- Aim
Select, from the data, each line where "type" occurs.

- Data provided
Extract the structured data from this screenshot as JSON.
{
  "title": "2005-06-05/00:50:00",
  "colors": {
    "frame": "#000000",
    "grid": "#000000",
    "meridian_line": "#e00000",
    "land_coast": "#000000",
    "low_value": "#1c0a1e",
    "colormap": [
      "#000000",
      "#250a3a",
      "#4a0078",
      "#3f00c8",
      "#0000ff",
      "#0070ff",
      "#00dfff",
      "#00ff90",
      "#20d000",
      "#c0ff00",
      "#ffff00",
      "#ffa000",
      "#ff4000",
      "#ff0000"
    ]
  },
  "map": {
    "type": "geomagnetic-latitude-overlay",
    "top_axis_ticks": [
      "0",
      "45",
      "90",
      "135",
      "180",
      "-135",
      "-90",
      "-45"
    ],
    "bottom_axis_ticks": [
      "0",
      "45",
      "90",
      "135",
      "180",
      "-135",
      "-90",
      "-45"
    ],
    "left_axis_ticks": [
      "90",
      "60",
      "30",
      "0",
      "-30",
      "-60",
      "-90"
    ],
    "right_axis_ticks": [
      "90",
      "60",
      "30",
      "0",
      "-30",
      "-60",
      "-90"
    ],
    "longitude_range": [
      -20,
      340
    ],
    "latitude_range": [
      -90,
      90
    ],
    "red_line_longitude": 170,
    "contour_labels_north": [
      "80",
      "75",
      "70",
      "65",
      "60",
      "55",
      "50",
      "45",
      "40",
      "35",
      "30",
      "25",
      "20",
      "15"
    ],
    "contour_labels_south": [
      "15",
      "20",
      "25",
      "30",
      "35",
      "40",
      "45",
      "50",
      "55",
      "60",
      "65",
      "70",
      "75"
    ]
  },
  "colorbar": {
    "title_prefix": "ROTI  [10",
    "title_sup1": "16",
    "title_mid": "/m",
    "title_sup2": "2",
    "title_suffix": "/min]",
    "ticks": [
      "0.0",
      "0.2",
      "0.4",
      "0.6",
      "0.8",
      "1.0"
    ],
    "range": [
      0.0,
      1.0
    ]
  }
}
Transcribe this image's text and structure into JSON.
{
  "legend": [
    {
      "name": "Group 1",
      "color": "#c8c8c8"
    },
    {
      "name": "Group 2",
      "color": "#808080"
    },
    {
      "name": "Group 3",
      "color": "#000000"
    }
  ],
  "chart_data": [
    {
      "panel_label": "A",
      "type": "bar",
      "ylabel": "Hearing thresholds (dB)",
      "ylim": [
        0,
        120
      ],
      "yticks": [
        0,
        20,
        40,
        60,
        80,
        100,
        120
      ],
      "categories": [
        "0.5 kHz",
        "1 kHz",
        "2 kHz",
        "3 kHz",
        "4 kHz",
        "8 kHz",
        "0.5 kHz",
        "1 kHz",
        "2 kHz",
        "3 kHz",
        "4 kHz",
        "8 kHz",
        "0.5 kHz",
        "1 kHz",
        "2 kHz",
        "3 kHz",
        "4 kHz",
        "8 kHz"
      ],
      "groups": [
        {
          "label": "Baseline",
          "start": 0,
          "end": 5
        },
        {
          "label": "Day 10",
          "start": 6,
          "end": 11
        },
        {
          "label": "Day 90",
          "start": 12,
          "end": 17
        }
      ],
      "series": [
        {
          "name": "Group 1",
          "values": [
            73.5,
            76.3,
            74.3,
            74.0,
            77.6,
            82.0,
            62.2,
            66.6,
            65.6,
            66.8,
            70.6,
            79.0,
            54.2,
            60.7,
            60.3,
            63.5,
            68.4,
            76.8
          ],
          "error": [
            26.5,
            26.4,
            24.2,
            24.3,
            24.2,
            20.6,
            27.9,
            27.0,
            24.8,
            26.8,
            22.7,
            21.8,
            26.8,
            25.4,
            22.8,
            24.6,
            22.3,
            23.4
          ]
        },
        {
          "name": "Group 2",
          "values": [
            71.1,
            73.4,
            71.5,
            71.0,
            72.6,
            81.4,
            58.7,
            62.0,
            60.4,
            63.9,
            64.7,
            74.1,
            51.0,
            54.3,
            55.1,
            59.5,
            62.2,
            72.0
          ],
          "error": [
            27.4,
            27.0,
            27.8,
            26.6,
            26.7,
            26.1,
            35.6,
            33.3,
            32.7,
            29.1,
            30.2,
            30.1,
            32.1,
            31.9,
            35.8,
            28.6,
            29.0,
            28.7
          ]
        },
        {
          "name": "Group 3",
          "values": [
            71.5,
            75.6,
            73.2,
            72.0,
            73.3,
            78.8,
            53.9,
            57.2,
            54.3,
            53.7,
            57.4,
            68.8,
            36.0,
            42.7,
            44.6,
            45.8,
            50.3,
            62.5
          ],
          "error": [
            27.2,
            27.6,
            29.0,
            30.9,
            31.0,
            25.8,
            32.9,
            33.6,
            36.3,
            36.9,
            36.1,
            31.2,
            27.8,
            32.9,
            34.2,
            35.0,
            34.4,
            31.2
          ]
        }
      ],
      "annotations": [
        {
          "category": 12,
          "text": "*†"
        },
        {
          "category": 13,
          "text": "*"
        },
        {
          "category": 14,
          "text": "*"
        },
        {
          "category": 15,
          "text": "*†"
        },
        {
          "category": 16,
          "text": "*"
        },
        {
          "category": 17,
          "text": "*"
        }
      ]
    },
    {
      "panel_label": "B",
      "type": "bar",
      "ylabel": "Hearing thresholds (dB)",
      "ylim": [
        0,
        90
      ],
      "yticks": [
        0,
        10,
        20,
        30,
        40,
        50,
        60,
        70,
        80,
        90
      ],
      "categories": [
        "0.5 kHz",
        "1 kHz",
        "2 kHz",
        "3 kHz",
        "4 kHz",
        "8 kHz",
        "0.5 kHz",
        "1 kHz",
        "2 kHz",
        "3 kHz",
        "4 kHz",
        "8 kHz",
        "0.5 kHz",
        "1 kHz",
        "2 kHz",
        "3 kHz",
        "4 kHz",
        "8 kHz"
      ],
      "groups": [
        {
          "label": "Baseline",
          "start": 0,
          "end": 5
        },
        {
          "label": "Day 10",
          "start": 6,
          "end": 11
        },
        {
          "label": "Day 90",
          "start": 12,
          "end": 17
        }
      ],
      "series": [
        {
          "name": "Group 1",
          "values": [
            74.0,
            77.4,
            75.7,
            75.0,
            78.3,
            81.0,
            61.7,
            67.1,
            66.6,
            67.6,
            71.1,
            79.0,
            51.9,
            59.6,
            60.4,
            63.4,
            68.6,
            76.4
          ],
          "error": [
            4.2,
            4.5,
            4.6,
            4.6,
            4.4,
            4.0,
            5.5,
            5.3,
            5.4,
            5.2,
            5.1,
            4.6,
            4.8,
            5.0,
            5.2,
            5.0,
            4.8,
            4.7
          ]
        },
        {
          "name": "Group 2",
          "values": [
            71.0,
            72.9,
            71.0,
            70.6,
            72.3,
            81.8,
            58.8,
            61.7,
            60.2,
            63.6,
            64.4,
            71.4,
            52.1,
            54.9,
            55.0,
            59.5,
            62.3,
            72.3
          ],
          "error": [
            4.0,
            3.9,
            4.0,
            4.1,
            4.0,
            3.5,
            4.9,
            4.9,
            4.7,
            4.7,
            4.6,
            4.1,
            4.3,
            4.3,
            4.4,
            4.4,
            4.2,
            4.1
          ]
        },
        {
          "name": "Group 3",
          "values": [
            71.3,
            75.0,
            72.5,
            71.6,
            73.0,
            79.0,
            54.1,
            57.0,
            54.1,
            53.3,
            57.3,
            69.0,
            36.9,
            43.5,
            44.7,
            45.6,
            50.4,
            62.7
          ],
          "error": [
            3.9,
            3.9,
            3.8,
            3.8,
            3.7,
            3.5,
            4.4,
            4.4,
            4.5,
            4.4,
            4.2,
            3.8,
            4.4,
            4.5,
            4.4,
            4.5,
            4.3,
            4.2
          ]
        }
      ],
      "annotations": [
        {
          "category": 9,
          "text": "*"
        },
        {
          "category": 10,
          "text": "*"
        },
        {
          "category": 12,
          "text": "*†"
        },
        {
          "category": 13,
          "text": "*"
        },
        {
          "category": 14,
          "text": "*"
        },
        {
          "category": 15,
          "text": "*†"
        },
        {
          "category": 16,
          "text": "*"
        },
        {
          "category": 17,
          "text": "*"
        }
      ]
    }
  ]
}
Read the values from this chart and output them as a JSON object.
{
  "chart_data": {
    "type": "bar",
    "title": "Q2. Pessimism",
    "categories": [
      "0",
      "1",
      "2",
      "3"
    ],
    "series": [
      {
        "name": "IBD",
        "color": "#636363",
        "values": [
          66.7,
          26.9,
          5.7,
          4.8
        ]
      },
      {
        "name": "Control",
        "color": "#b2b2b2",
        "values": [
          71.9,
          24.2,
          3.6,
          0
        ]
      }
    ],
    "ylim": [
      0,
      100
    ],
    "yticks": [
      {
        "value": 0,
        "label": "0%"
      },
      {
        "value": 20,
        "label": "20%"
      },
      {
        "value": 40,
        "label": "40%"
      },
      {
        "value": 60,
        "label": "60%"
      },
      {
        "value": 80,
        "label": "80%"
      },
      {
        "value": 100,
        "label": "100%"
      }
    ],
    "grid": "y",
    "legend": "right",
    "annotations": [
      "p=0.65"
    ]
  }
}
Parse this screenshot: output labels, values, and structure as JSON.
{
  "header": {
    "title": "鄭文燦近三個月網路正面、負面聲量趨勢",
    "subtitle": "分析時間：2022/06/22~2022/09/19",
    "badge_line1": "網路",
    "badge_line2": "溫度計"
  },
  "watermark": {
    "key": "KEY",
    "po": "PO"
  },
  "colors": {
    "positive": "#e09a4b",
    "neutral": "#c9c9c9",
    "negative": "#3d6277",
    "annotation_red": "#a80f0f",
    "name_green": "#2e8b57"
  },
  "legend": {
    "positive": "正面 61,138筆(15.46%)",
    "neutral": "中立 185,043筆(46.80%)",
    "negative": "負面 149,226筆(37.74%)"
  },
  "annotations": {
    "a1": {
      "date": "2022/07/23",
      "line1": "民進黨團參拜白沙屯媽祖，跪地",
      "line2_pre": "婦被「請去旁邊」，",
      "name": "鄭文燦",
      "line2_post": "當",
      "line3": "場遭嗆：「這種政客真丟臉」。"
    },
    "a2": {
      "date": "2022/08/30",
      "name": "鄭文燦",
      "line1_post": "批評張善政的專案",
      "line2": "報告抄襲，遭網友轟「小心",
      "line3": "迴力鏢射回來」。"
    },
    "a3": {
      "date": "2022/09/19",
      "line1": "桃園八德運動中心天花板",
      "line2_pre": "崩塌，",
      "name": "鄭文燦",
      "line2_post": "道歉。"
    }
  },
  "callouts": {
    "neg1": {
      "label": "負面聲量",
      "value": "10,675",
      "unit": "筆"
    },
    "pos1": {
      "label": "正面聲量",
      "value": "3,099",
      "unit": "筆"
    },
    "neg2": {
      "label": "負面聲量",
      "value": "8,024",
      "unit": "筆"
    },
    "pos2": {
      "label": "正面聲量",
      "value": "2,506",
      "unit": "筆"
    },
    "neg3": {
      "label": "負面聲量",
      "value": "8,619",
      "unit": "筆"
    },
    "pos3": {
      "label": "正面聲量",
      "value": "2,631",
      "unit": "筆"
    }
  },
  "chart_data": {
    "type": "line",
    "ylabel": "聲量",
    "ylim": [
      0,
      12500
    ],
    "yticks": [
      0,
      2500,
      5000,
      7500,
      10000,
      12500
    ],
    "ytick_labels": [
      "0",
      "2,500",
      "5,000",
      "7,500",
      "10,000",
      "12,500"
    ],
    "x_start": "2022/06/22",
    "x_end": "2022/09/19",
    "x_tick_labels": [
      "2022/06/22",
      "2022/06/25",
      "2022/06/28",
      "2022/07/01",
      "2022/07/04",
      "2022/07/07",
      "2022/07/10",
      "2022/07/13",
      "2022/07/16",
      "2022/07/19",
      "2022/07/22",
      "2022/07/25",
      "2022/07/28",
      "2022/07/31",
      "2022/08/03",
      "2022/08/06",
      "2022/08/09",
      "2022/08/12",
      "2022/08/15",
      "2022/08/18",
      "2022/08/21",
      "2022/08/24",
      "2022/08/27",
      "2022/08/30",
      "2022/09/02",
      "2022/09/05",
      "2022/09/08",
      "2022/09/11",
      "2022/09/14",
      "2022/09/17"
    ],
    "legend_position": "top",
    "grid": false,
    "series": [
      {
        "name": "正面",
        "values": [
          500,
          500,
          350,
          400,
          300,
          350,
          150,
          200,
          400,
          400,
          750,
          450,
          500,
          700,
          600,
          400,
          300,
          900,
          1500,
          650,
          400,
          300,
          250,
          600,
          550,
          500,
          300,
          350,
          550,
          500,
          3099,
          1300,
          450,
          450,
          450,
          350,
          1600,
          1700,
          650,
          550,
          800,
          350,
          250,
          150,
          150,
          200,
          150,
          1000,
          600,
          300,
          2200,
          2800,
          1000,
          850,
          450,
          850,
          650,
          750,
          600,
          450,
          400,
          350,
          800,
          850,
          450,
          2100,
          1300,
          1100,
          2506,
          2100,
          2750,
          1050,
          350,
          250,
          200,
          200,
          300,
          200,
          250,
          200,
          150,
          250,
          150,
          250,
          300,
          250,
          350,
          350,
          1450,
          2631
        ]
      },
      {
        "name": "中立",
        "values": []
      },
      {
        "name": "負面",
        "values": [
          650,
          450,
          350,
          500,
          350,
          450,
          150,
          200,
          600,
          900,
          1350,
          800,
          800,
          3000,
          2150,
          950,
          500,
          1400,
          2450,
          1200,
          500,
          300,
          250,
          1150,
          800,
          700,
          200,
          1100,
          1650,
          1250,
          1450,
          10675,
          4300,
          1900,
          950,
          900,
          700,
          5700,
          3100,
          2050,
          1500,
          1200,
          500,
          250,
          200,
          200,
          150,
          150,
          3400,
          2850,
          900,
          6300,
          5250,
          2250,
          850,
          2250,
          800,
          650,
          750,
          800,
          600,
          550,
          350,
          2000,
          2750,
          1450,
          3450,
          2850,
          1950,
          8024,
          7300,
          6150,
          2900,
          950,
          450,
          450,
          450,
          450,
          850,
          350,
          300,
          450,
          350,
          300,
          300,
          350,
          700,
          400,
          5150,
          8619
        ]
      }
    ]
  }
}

- Answer to the problem
    "type": "geomagnetic-latitude-overlay",
      "type": "bar",
      "type": "bar",
    "type": "bar",
    "type": "line",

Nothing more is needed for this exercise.